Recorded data

::::

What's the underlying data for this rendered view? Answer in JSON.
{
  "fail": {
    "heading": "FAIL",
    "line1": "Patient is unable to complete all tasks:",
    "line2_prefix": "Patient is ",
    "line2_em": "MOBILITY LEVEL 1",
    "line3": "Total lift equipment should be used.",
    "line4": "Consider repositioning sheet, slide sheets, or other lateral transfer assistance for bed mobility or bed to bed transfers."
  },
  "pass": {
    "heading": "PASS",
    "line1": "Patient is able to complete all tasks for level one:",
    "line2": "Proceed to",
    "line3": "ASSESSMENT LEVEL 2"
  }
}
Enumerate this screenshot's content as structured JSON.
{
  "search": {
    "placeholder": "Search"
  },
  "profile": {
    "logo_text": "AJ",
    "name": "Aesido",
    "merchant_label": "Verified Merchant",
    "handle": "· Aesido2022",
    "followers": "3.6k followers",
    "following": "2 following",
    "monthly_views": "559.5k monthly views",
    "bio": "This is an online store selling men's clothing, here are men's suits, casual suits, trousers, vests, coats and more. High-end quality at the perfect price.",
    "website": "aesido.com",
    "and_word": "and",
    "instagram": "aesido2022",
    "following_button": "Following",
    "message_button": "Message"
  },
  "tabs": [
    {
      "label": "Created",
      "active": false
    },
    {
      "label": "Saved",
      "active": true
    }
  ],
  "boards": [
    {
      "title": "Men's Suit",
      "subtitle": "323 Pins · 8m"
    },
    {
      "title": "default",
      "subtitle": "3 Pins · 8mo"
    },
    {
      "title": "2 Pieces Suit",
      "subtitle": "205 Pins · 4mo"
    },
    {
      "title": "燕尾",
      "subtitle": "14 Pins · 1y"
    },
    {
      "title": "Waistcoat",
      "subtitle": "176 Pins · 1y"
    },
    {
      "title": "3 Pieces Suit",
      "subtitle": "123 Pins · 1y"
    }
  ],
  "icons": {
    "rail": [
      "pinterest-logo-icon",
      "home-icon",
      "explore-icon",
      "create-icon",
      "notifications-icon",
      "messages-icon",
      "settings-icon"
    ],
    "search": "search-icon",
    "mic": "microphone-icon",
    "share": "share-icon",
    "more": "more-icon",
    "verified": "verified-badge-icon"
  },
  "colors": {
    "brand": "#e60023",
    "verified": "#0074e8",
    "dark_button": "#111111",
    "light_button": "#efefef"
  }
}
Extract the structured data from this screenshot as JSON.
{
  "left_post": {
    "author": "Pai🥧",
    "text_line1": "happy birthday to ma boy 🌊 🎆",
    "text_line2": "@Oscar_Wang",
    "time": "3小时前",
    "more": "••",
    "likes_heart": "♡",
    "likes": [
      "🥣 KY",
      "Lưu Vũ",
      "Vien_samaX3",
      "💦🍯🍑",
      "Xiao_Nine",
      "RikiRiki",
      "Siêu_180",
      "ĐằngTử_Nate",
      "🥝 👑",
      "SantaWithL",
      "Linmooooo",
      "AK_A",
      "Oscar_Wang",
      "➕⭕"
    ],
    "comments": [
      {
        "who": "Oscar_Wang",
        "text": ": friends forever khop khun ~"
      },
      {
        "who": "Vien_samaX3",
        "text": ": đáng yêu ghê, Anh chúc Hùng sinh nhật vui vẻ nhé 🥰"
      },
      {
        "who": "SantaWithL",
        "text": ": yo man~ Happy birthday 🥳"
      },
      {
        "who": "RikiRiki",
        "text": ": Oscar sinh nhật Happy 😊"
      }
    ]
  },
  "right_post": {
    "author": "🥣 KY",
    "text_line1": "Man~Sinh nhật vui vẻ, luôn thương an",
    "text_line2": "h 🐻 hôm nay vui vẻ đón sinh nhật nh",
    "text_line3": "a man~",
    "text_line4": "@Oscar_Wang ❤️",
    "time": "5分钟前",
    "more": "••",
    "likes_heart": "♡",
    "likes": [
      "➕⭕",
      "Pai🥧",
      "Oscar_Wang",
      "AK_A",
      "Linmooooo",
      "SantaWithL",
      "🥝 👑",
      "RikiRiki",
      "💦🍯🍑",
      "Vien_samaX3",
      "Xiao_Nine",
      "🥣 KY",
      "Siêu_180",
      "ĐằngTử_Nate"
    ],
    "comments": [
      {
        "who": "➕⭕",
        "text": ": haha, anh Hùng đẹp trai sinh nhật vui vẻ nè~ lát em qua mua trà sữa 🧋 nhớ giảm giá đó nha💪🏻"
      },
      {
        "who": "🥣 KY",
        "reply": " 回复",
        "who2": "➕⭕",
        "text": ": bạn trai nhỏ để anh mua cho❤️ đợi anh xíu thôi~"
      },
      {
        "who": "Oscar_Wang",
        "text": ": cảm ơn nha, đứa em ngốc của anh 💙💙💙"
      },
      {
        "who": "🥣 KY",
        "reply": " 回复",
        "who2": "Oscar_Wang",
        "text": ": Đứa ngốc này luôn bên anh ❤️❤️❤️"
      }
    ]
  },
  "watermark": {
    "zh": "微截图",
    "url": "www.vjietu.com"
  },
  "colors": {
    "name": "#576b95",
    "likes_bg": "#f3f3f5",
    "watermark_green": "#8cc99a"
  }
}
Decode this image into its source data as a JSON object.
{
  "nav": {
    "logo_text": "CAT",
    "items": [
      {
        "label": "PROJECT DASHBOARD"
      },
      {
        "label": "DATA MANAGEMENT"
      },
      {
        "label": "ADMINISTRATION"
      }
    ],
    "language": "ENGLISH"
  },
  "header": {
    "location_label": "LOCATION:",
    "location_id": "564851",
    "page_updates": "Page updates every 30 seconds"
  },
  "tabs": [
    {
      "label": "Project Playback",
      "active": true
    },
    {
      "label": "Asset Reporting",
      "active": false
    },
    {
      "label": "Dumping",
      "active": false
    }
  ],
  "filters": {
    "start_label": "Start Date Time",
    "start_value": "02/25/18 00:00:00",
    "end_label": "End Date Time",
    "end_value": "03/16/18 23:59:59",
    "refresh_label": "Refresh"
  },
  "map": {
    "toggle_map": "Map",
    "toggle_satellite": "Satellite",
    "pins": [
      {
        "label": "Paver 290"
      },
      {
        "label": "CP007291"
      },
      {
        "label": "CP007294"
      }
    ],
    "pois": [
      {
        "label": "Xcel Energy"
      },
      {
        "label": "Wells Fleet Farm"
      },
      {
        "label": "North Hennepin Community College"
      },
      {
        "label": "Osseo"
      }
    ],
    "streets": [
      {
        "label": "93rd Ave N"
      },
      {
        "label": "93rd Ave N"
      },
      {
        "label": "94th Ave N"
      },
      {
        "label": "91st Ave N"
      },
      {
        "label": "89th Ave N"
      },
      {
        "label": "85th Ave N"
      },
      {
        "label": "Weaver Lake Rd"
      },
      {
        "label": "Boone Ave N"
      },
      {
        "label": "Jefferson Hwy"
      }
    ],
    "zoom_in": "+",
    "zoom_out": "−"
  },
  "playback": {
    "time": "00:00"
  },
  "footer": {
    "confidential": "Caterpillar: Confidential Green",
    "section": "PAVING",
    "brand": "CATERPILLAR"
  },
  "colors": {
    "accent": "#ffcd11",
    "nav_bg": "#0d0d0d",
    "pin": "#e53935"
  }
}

::::

**WORK TO DO**
Copy each line of the records above that carries the word "tasks".

**TASK RESPONSE**
    "line1": "Patient is unable to complete all tasks:",
    "line1": "Patient is able to complete all tasks for level one:",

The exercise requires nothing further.